● **Direction**
Restate the records that follow word for word; no pictures should appear.

START Source material

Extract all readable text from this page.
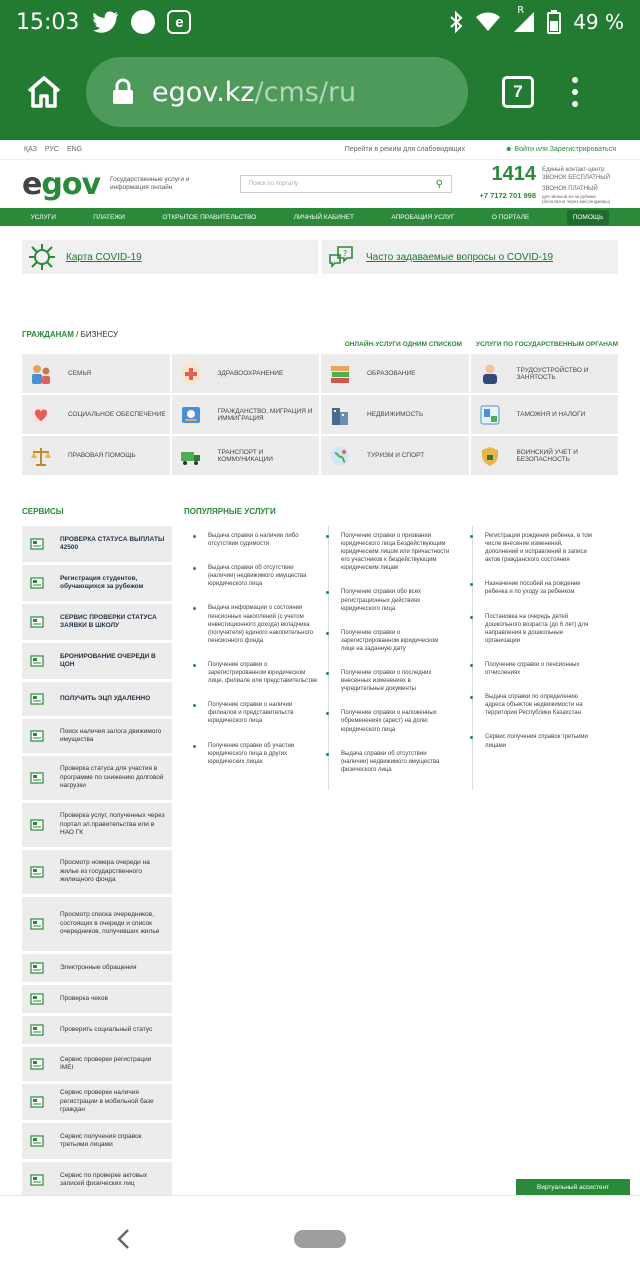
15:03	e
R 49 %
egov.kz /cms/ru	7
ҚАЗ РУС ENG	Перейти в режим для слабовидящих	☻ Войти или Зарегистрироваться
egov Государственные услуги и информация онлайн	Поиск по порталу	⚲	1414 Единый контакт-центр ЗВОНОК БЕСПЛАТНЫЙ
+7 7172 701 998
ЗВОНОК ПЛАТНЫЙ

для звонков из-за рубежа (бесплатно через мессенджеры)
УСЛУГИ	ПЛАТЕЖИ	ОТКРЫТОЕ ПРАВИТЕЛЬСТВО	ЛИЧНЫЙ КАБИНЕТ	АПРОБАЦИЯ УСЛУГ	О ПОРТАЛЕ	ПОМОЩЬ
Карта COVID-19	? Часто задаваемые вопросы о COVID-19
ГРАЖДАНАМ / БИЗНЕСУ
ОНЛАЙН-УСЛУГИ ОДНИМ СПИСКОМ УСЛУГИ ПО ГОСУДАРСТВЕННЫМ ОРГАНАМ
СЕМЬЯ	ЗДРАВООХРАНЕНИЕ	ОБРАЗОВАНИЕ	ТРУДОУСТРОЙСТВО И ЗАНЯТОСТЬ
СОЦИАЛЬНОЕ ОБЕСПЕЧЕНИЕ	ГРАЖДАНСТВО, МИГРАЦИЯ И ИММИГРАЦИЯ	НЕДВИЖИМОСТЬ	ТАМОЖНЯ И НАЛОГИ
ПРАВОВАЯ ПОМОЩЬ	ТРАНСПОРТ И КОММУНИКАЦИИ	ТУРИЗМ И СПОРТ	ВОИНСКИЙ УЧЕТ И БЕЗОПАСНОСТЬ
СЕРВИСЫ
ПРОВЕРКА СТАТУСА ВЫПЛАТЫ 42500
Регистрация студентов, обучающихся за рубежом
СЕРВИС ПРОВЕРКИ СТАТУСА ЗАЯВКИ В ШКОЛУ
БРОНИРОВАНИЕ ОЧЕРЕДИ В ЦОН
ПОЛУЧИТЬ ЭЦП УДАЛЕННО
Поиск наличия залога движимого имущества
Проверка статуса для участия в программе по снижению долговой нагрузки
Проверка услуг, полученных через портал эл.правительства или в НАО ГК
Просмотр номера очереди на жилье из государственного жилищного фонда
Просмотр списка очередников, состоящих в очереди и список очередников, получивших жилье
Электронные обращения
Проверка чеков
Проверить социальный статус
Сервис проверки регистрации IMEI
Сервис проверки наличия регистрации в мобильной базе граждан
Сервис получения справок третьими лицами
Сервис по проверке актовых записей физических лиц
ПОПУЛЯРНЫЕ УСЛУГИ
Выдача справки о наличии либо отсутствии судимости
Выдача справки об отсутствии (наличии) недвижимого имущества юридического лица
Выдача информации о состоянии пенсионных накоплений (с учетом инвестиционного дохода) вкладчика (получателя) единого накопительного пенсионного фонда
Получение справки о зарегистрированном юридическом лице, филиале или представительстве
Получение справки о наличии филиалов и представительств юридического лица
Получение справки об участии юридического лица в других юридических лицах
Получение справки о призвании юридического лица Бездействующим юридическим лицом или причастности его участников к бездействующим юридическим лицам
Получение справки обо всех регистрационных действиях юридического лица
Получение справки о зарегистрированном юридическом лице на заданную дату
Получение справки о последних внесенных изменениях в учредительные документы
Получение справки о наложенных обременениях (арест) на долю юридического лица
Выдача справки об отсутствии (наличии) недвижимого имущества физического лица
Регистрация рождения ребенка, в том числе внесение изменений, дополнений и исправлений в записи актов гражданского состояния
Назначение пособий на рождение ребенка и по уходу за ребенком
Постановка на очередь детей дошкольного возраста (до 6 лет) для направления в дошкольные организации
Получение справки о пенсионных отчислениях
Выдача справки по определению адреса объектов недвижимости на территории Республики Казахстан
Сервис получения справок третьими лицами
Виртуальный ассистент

END Source material

● **Task result**
Extract all readable text from this page.
15:03	e
R 49 %
egov.kz /cms/ru	7
ҚАЗ РУС ENG	Перейти в режим для слабовидящих	☻ Войти или Зарегистрироваться
egov Государственные услуги и информация онлайн	Поиск по порталу	⚲	1414 Единый контакт-центр ЗВОНОК БЕСПЛАТНЫЙ
+7 7172 701 998
ЗВОНОК ПЛАТНЫЙ

для звонков из-за рубежа (бесплатно через мессенджеры)
УСЛУГИ	ПЛАТЕЖИ	ОТКРЫТОЕ ПРАВИТЕЛЬСТВО	ЛИЧНЫЙ КАБИНЕТ	АПРОБАЦИЯ УСЛУГ	О ПОРТАЛЕ	ПОМОЩЬ
Карта COVID-19	? Часто задаваемые вопросы о COVID-19
ГРАЖДАНАМ / БИЗНЕСУ
ОНЛАЙН-УСЛУГИ ОДНИМ СПИСКОМ УСЛУГИ ПО ГОСУДАРСТВЕННЫМ ОРГАНАМ
СЕМЬЯ	ЗДРАВООХРАНЕНИЕ	ОБРАЗОВАНИЕ	ТРУДОУСТРОЙСТВО И ЗАНЯТОСТЬ
СОЦИАЛЬНОЕ ОБЕСПЕЧЕНИЕ	ГРАЖДАНСТВО, МИГРАЦИЯ И ИММИГРАЦИЯ	НЕДВИЖИМОСТЬ	ТАМОЖНЯ И НАЛОГИ
ПРАВОВАЯ ПОМОЩЬ	ТРАНСПОРТ И КОММУНИКАЦИИ	ТУРИЗМ И СПОРТ	ВОИНСКИЙ УЧЕТ И БЕЗОПАСНОСТЬ
СЕРВИСЫ
ПРОВЕРКА СТАТУСА ВЫПЛАТЫ 42500
Регистрация студентов, обучающихся за рубежом
СЕРВИС ПРОВЕРКИ СТАТУСА ЗАЯВКИ В ШКОЛУ
БРОНИРОВАНИЕ ОЧЕРЕДИ В ЦОН
ПОЛУЧИТЬ ЭЦП УДАЛЕННО
Поиск наличия залога движимого имущества
Проверка статуса для участия в программе по снижению долговой нагрузки
Проверка услуг, полученных через портал эл.правительства или в НАО ГК
Просмотр номера очереди на жилье из государственного жилищного фонда
Просмотр списка очередников, состоящих в очереди и список очередников, получивших жилье
Электронные обращения
Проверка чеков
Проверить социальный статус
Сервис проверки регистрации IMEI
Сервис проверки наличия регистрации в мобильной базе граждан
Сервис получения справок третьими лицами
Сервис по проверке актовых записей физических лиц
ПОПУЛЯРНЫЕ УСЛУГИ
Выдача справки о наличии либо отсутствии судимости
Выдача справки об отсутствии (наличии) недвижимого имущества юридического лица
Выдача информации о состоянии пенсионных накоплений (с учетом инвестиционного дохода) вкладчика (получателя) единого накопительного пенсионного фонда
Получение справки о зарегистрированном юридическом лице, филиале или представительстве
Получение справки о наличии филиалов и представительств юридического лица
Получение справки об участии юридического лица в других юридических лицах
Получение справки о призвании юридического лица Бездействующим юридическим лицом или причастности его участников к бездействующим юридическим лицам
Получение справки обо всех регистрационных действиях юридического лица
Получение справки о зарегистрированном юридическом лице на заданную дату
Получение справки о последних внесенных изменениях в учредительные документы
Получение справки о наложенных обременениях (арест) на долю юридического лица
Выдача справки об отсутствии (наличии) недвижимого имущества физического лица
Регистрация рождения ребенка, в том числе внесение изменений, дополнений и исправлений в записи актов гражданского состояния
Назначение пособий на рождение ребенка и по уходу за ребенком
Постановка на очередь детей дошкольного возраста (до 6 лет) для направления в дошкольные организации
Получение справки о пенсионных отчислениях
Выдача справки по определению адреса объектов недвижимости на территории Республики Казахстан
Сервис получения справок третьими лицами
Виртуальный ассистент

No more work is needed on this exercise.